>> Begin

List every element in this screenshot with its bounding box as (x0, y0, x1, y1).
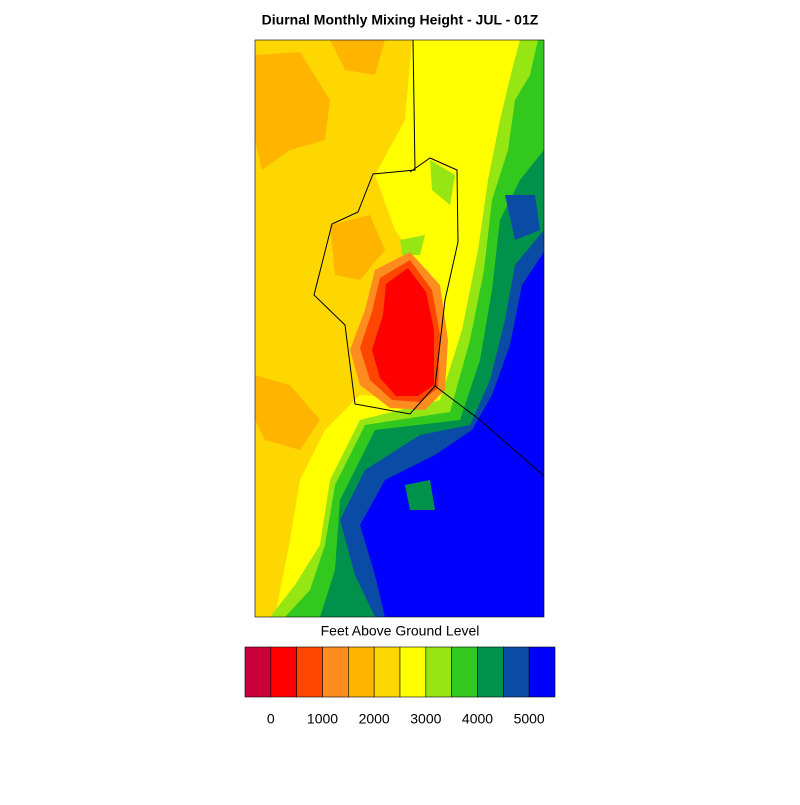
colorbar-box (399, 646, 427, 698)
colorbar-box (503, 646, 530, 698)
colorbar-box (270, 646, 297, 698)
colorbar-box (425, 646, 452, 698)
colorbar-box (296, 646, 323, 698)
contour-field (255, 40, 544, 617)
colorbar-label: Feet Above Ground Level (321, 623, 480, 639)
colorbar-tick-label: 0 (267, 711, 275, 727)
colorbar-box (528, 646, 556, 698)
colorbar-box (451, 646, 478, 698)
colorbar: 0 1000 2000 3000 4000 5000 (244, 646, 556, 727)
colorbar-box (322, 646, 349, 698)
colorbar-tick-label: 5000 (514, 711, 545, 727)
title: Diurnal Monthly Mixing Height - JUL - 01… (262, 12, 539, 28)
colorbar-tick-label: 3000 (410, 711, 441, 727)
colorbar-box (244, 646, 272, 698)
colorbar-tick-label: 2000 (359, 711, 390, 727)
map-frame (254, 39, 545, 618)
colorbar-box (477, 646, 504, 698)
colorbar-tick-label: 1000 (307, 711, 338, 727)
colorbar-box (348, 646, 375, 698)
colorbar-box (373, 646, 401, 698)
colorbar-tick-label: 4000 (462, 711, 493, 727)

>> End

- WORK REQUIRED: Copy out every line of the material above without changing a word, but leave out the picture.

- WRITTEN ANSWER:
List every element in this screenshot with its bounding box as (x0, y0, x1, y1).
colorbar-box (399, 646, 427, 698)
colorbar-box (503, 646, 530, 698)
colorbar-box (270, 646, 297, 698)
colorbar-box (425, 646, 452, 698)
colorbar-box (296, 646, 323, 698)
contour-field (255, 40, 544, 617)
colorbar-label: Feet Above Ground Level (321, 623, 480, 639)
colorbar-tick-label: 0 (267, 711, 275, 727)
colorbar-box (528, 646, 556, 698)
colorbar-box (451, 646, 478, 698)
colorbar: 0 1000 2000 3000 4000 5000 (244, 646, 556, 727)
colorbar-box (322, 646, 349, 698)
colorbar-tick-label: 5000 (514, 711, 545, 727)
title: Diurnal Monthly Mixing Height - JUL - 01… (262, 12, 539, 28)
colorbar-tick-label: 3000 (410, 711, 441, 727)
colorbar-box (244, 646, 272, 698)
colorbar-tick-label: 2000 (359, 711, 390, 727)
map-frame (254, 39, 545, 618)
colorbar-box (477, 646, 504, 698)
colorbar-tick-label: 1000 (307, 711, 338, 727)
colorbar-box (348, 646, 375, 698)
colorbar-box (373, 646, 401, 698)
colorbar-tick-label: 4000 (462, 711, 493, 727)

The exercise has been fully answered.